* **RECORDED INFORMATION**:
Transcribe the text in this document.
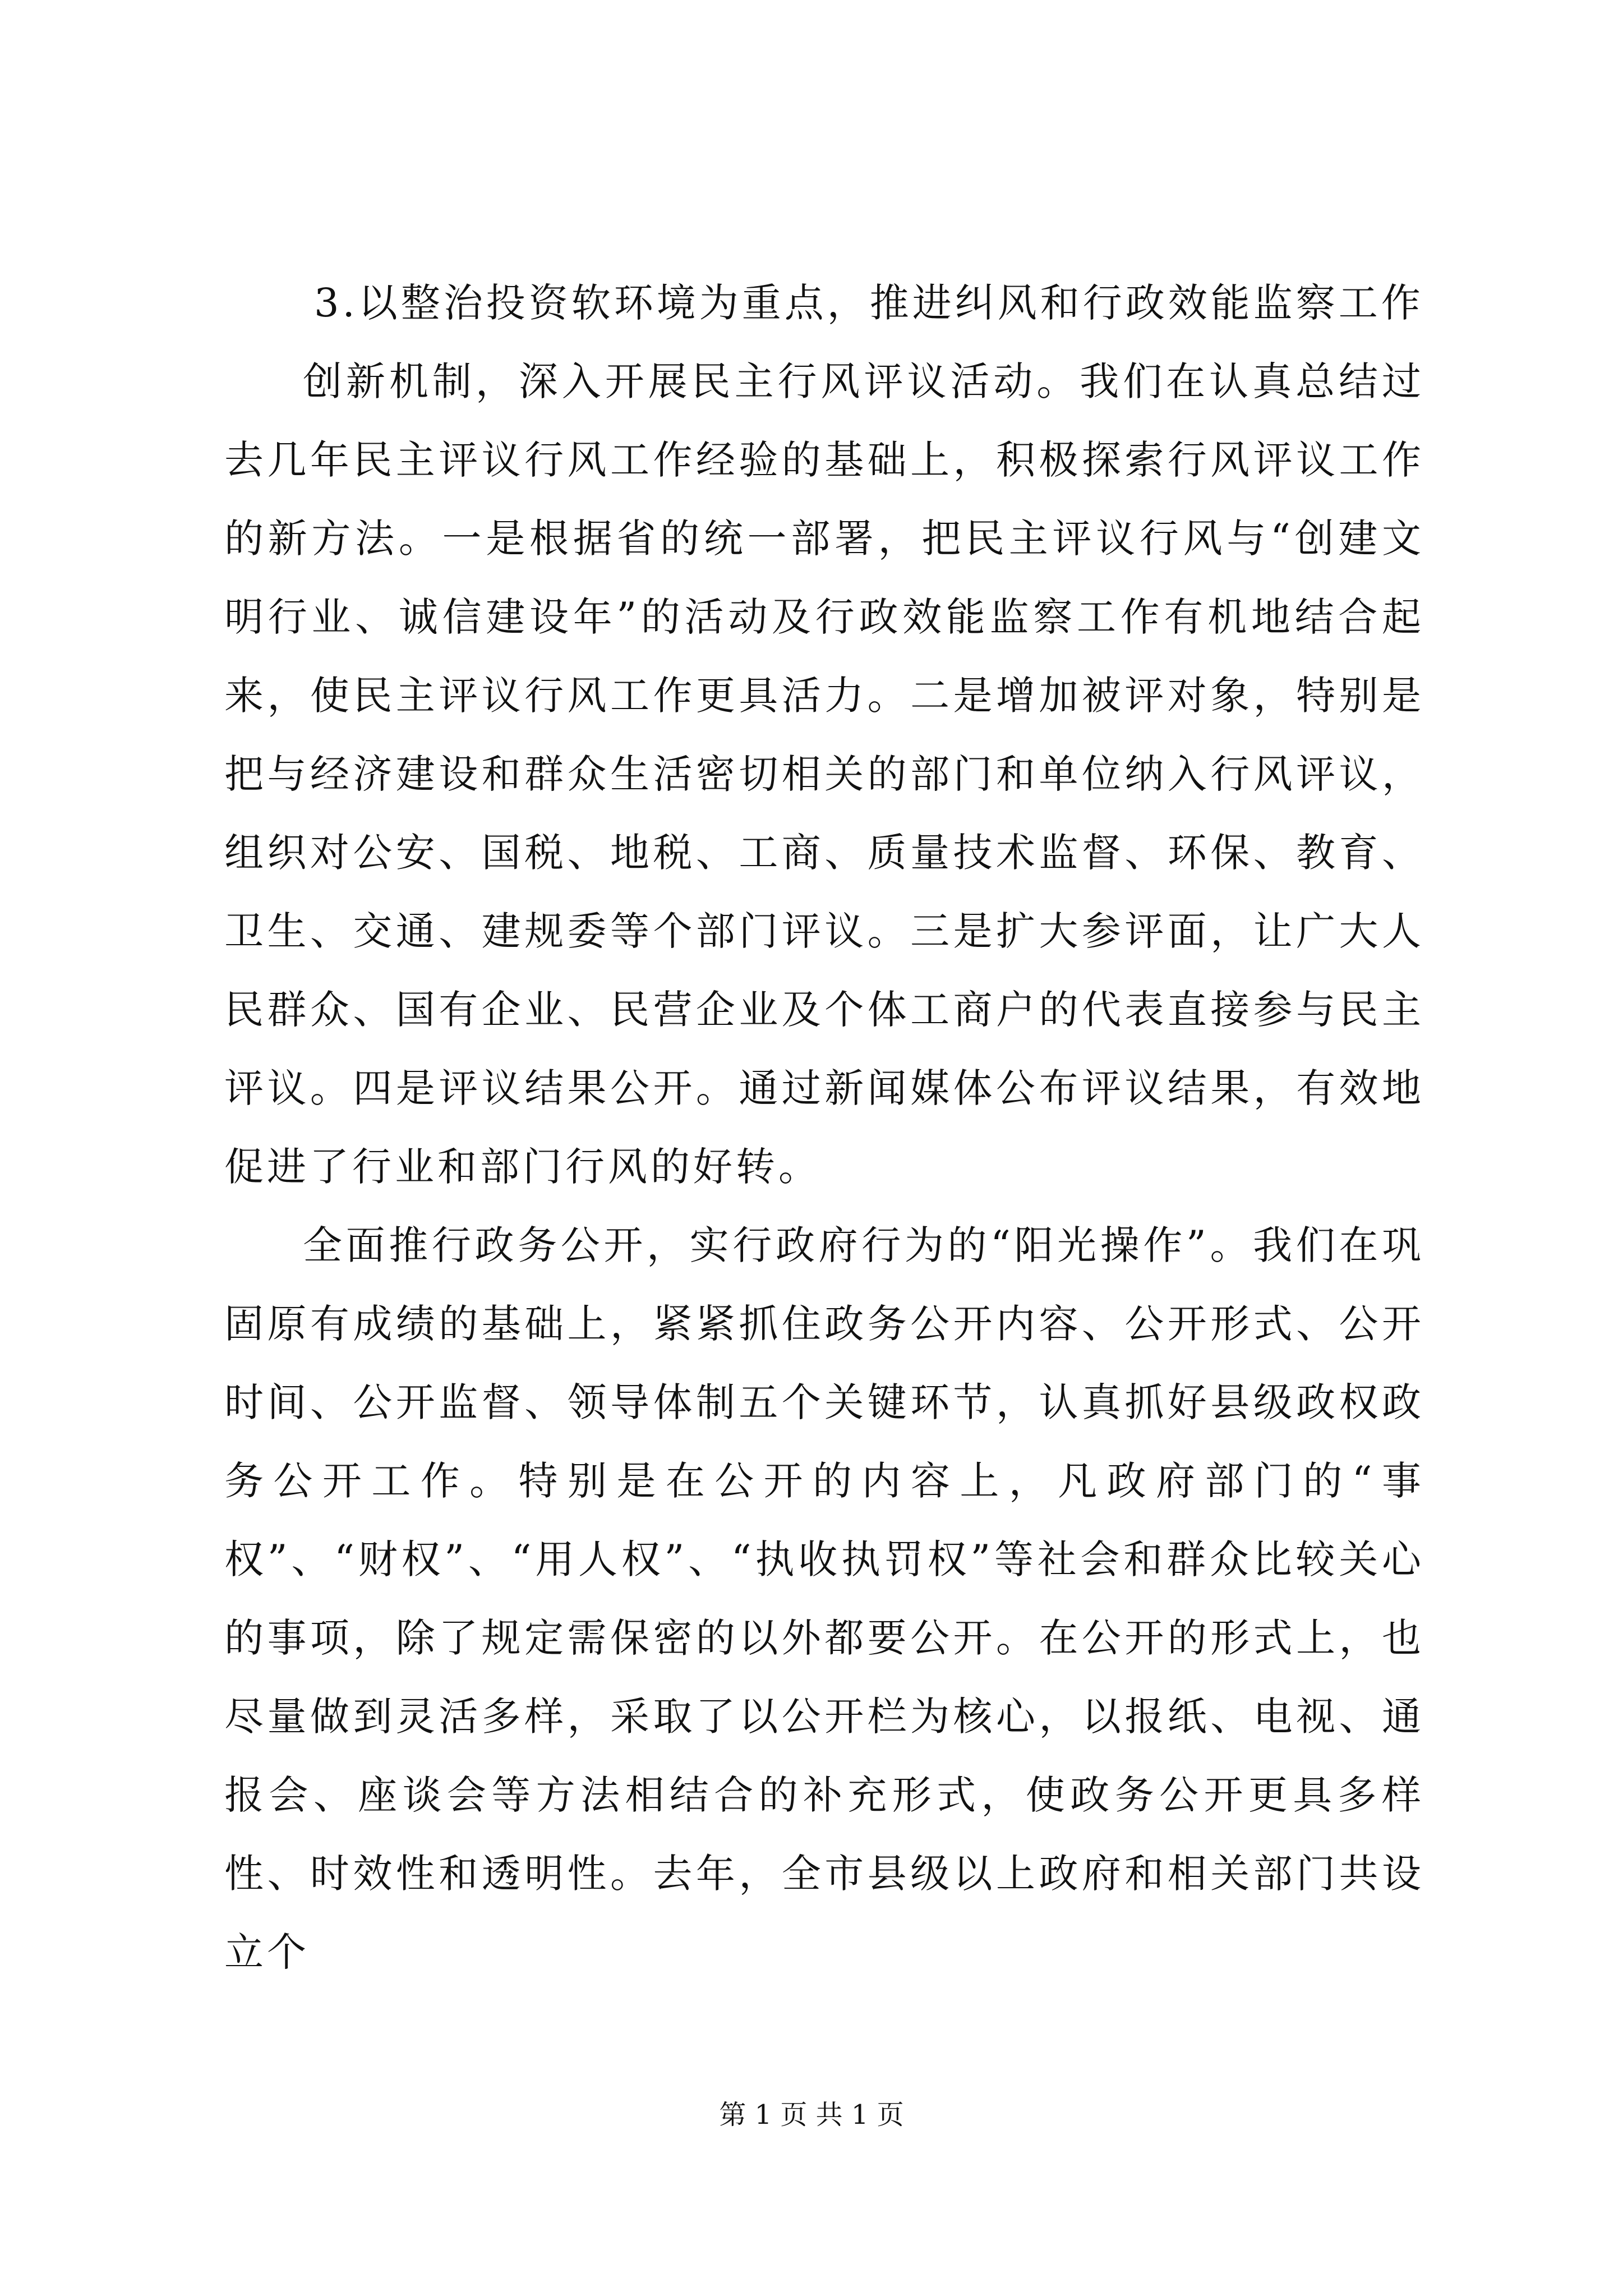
3.以整治投资软环境为重点，推进纠风和行政效能监察工作

创新机制，深入开展民主行风评议活动。我们在认真总结过去几年民主评议行风工作经验的基础上，积极探索行风评议工作的新方法。一是根据省的统一部署，把民主评议行风与“创建文明行业、诚信建设年”的活动及行政效能监察工作有机地结合起来，使民主评议行风工作更具活力。二是增加被评对象，特别是把与经济建设和群众生活密切相关的部门和单位纳入行风评议，组织对公安、国税、地税、工商、质量技术监督、环保、教育、卫生、交通、建规委等个部门评议。三是扩大参评面，让广大人民群众、国有企业、民营企业及个体工商户的代表直接参与民主评议。四是评议结果公开。通过新闻媒体公布评议结果，有效地促进了行业和部门行风的好转。

全面推行政务公开，实行政府行为的“阳光操作”。我们在巩固原有成绩的基础上，紧紧抓住政务公开内容、公开形式、公开时间、公开监督、领导体制五个关键环节，认真抓好县级政权政务公开工作。特别是在公开的内容上，凡政府部门的“事权”、“财权”、“用人权”、“执收执罚权”等社会和群众比较关心的事项，除了规定需保密的以外都要公开。在公开的形式上，也尽量做到灵活多样，采取了以公开栏为核心，以报纸、电视、通报会、座谈会等方法相结合的补充形式，使政务公开更具多样性、时效性和透明性。去年，全市县级以上政府和相关部门共设立个

第 1 页 共 1 页
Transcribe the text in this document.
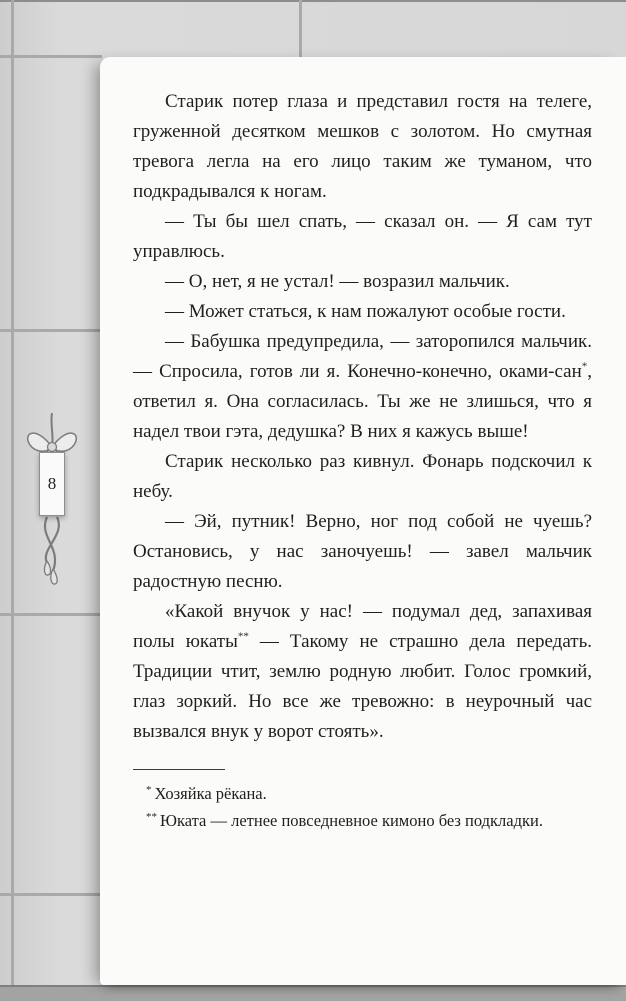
8

Старик потер глаза и представил гостя на телеге, груженной десятком мешков с золотом. Но смутная тревога легла на его лицо таким же туманом, что подкрадывался к ногам.

— Ты бы шел спать, — сказал он. — Я сам тут управлюсь.

— О, нет, я не устал! — возразил мальчик.

— Может статься, к нам пожалуют особые гости.

— Бабушка предупредила, — заторопился мальчик. — Спросила, готов ли я. Конечно-конечно, оками-сан*, ответил я. Она согласилась. Ты же не злишься, что я надел твои гэта, дедушка? В них я кажусь выше!

Старик несколько раз кивнул. Фонарь подскочил к небу.

— Эй, путник! Верно, ног под собой не чуешь? Остановись, у нас заночуешь! — завел мальчик радостную песню.

«Какой внучок у нас! — подумал дед, запахивая полы юкаты** — Такому не страшно дела передать. Традиции чтит, землю родную любит. Голос громкий, глаз зоркий. Но все же тревожно: в неурочный час вызвался внук у ворот стоять».

* Хозяйка рёкана.
** Юката — летнее повседневное кимоно без подкладки.
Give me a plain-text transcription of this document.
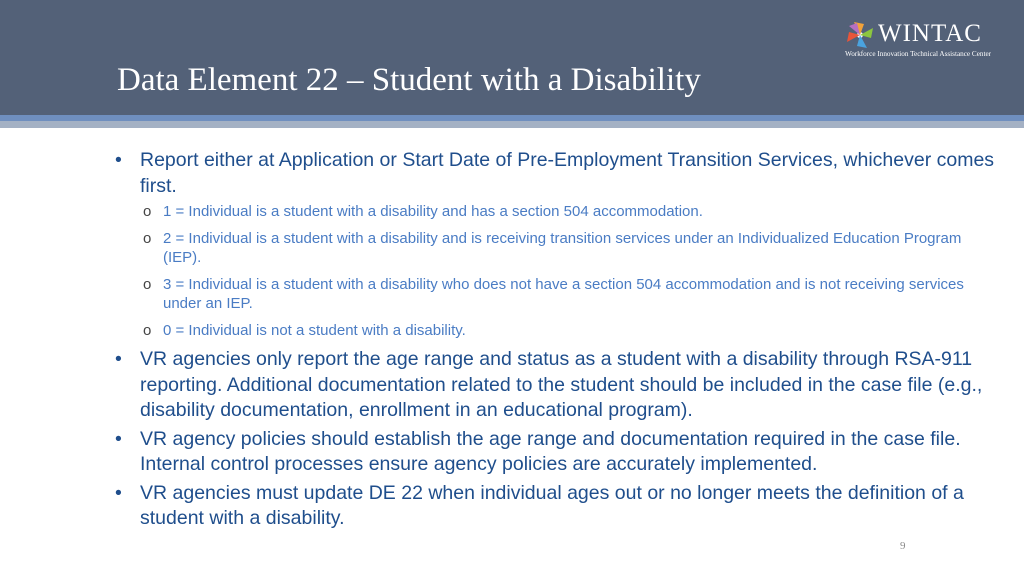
Data Element 22 – Student with a Disability
WINTAC
Workforce Innovation Technical Assistance Center
• Report either at Application or Start Date of Pre-Employment Transition Services, whichever comes first.
o 1 = Individual is a student with a disability and has a section 504 accommodation.
o 2 = Individual is a student with a disability and is receiving transition services under an Individualized Education Program (IEP).
o 3 = Individual is a student with a disability who does not have a section 504 accommodation and is not receiving services under an IEP.
o 0 = Individual is not a student with a disability.
• VR agencies only report the age range and status as a student with a disability through RSA-911 reporting. Additional documentation related to the student should be included in the case file (e.g., disability documentation, enrollment in an educational program).
• VR agency policies should establish the age range and documentation required in the case file. Internal control processes ensure agency policies are accurately implemented.
• VR agencies must update DE 22 when individual ages out or no longer meets the definition of a student with a disability.
9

* **WRITTEN EXERCISE**:
Report how many lines in the entries hold the string "under". Nothing but the number is wanted.

* **OUTPUT BELOW**:
2